### [Short exercise]
Omit the pictures and output every entry below exactly as written.

### [Supplied data]
★ ★ ★
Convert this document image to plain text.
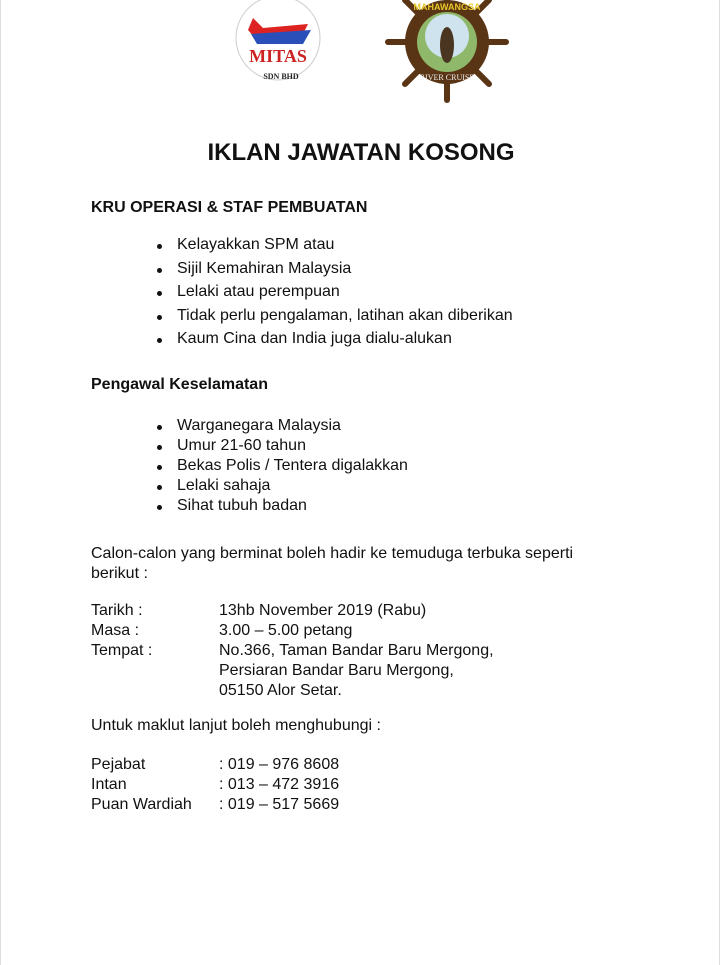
MITAS
SDN BHD
MAHAWANGSA
RIVER CRUISE
IKLAN JAWATAN KOSONG
KRU OPERASI & STAF PEMBUATAN
Kelayakkan SPM atau
Sijil Kemahiran Malaysia
Lelaki atau perempuan
Tidak perlu pengalaman, latihan akan diberikan
Kaum Cina dan India juga dialu-alukan
Pengawal Keselamatan
Warganegara Malaysia
Umur 21-60 tahun
Bekas Polis / Tentera digalakkan
Lelaki sahaja
Sihat tubuh badan
Calon-calon yang berminat boleh hadir ke temuduga terbuka seperti
berikut :
Tarikh :	13hb November 2019 (Rabu)
Masa :	3.00 – 5.00 petang
Tempat :	No.366, Taman Bandar Baru Mergong,
Persiaran Bandar Baru Mergong,
05150 Alor Setar.
Untuk maklut lanjut boleh menghubungi :
Pejabat	: 019 – 976 8608
Intan	: 013 – 472 3916
Puan Wardiah : 019 – 517 5669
★ ★ ★
### [The output]
Convert this document image to plain text.
MITAS
SDN BHD
MAHAWANGSA
RIVER CRUISE
IKLAN JAWATAN KOSONG
KRU OPERASI & STAF PEMBUATAN
Kelayakkan SPM atau
Sijil Kemahiran Malaysia
Lelaki atau perempuan
Tidak perlu pengalaman, latihan akan diberikan
Kaum Cina dan India juga dialu-alukan
Pengawal Keselamatan
Warganegara Malaysia
Umur 21-60 tahun
Bekas Polis / Tentera digalakkan
Lelaki sahaja
Sihat tubuh badan
Calon-calon yang berminat boleh hadir ke temuduga terbuka seperti
berikut :
Tarikh :	13hb November 2019 (Rabu)
Masa :	3.00 – 5.00 petang
Tempat :	No.366, Taman Bandar Baru Mergong,
Persiaran Bandar Baru Mergong,
05150 Alor Setar.
Untuk maklut lanjut boleh menghubungi :
Pejabat	: 019 – 976 8608
Intan	: 013 – 472 3916
Puan Wardiah : 019 – 517 5669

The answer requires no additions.